Collection entries
-- BEGIN --

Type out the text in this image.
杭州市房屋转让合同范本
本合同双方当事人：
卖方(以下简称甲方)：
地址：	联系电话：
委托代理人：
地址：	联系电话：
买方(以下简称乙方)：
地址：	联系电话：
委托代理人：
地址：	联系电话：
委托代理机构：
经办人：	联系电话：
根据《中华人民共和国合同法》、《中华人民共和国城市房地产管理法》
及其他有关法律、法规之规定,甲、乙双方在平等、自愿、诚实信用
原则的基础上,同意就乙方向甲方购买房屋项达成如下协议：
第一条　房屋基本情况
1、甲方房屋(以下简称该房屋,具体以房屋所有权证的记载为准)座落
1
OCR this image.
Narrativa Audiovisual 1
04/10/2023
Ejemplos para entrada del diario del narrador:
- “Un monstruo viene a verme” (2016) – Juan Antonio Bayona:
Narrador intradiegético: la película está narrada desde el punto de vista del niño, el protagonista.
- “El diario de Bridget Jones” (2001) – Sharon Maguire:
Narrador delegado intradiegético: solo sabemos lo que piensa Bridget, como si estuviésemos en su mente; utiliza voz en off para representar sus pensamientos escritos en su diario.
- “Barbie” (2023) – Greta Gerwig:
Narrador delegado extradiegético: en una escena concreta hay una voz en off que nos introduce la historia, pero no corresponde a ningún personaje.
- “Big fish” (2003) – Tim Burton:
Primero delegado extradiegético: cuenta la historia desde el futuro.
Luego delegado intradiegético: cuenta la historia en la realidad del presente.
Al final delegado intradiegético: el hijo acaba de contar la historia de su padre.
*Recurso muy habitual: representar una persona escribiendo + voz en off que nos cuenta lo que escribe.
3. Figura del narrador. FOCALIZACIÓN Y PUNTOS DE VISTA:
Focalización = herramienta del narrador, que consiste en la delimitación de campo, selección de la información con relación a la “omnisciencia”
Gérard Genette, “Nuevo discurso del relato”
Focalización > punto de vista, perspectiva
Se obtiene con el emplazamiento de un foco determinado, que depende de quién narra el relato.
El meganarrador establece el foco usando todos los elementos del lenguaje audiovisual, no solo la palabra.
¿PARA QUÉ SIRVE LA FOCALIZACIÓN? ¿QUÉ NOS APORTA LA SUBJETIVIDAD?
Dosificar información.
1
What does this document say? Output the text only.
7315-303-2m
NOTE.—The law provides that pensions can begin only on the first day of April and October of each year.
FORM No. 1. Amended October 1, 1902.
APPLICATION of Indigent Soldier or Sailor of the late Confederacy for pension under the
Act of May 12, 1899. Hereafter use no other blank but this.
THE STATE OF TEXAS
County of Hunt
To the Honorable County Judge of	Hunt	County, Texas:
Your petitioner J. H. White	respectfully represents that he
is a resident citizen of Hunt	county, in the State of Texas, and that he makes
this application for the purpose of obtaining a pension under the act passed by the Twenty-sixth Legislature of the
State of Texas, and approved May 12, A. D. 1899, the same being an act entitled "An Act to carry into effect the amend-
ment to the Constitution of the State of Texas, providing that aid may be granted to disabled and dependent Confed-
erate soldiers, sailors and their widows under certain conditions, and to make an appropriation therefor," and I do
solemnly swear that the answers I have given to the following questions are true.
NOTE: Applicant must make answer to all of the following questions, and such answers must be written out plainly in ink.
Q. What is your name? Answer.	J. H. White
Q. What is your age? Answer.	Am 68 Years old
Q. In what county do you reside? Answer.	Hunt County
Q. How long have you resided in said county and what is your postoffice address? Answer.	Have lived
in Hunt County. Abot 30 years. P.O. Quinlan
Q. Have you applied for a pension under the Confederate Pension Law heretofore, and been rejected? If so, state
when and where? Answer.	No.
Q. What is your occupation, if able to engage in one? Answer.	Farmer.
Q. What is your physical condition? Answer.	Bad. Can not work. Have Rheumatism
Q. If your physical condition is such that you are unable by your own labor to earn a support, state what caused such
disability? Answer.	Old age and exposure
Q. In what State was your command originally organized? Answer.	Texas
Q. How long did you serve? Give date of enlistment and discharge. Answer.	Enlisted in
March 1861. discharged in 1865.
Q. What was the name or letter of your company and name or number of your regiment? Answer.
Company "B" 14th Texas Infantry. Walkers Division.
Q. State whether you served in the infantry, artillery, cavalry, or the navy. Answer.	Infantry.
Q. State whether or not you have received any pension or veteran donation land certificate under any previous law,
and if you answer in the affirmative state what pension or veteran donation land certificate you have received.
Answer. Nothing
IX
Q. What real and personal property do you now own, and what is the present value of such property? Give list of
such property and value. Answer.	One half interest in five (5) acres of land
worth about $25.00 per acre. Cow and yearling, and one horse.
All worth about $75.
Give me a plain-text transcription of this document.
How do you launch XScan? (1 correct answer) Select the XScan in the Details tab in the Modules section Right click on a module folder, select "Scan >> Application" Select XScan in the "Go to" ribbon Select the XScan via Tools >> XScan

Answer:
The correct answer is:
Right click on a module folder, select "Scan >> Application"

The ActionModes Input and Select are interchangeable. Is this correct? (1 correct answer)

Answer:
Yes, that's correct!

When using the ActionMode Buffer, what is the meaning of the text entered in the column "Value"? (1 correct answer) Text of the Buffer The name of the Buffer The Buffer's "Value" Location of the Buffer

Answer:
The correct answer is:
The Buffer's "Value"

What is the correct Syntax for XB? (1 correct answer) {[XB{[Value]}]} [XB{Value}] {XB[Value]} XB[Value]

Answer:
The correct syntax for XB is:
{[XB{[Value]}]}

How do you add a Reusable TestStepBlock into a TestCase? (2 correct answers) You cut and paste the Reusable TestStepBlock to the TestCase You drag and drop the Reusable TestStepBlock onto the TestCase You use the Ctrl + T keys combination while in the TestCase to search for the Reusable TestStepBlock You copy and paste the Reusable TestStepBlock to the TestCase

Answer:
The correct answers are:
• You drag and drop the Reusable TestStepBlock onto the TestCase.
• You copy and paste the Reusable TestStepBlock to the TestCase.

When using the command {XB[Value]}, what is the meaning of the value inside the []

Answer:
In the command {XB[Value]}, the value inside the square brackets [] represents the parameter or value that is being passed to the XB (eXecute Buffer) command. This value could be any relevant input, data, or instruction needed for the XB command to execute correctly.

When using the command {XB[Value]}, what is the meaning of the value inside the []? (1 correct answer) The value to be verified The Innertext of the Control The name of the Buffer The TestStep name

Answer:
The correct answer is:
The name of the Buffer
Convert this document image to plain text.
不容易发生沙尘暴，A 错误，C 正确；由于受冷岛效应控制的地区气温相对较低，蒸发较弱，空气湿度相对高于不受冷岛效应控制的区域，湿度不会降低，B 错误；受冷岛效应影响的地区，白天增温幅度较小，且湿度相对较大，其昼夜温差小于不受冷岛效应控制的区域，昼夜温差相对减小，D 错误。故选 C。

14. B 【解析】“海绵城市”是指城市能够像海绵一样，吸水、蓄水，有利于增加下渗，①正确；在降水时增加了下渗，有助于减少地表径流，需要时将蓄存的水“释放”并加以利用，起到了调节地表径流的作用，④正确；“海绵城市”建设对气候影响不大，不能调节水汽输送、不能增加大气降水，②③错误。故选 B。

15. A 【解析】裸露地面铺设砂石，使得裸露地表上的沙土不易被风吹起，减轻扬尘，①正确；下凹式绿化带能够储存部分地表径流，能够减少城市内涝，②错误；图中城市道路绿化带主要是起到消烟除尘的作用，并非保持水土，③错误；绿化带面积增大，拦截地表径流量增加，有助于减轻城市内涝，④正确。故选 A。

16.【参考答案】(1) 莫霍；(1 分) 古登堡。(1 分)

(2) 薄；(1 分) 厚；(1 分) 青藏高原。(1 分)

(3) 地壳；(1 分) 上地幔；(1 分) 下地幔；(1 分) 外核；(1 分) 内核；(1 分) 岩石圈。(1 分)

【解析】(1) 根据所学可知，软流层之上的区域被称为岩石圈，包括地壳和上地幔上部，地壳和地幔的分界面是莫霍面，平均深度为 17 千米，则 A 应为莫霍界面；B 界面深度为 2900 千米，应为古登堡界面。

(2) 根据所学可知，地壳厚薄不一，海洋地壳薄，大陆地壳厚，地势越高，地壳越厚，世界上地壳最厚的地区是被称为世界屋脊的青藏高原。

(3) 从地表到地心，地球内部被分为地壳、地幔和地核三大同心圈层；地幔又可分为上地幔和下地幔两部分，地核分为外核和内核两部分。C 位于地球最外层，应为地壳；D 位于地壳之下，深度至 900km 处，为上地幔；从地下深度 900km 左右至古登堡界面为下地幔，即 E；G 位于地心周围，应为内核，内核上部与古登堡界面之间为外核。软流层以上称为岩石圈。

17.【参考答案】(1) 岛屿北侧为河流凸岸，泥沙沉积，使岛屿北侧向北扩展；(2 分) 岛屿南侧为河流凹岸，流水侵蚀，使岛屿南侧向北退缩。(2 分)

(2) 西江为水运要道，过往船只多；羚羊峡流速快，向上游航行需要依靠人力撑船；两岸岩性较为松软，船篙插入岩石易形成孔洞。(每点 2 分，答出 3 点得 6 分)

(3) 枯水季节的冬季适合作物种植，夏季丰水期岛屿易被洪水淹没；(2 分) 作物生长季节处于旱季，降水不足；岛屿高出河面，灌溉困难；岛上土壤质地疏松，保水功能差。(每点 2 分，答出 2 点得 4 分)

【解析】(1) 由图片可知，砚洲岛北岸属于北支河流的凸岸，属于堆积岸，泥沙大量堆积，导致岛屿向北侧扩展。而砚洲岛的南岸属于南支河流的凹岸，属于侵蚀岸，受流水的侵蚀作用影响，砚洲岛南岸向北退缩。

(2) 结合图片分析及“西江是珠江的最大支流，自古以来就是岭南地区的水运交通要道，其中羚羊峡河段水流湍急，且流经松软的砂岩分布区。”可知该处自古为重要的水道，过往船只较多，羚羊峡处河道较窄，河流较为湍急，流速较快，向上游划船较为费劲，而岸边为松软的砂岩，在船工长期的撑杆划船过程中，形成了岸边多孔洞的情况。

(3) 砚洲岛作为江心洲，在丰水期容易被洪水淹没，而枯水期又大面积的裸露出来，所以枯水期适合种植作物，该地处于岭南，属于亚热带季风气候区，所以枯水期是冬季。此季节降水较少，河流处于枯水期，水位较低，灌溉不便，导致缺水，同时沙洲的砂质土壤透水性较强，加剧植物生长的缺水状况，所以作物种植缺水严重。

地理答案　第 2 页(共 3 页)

-- END --

**STATED TASK:**
From the entries above, select each line containing the string "solo".

**SOLUTION TO THE EXERCISE:**
Narrador delegado intradiegético: solo sabemos lo que piensa Bridget, como si estuviésemos en su mente; utiliza voz en off para representar sus pensamientos escritos en su diario.
El meganarrador establece el foco usando todos los elementos del lenguaje audiovisual, no solo la palabra.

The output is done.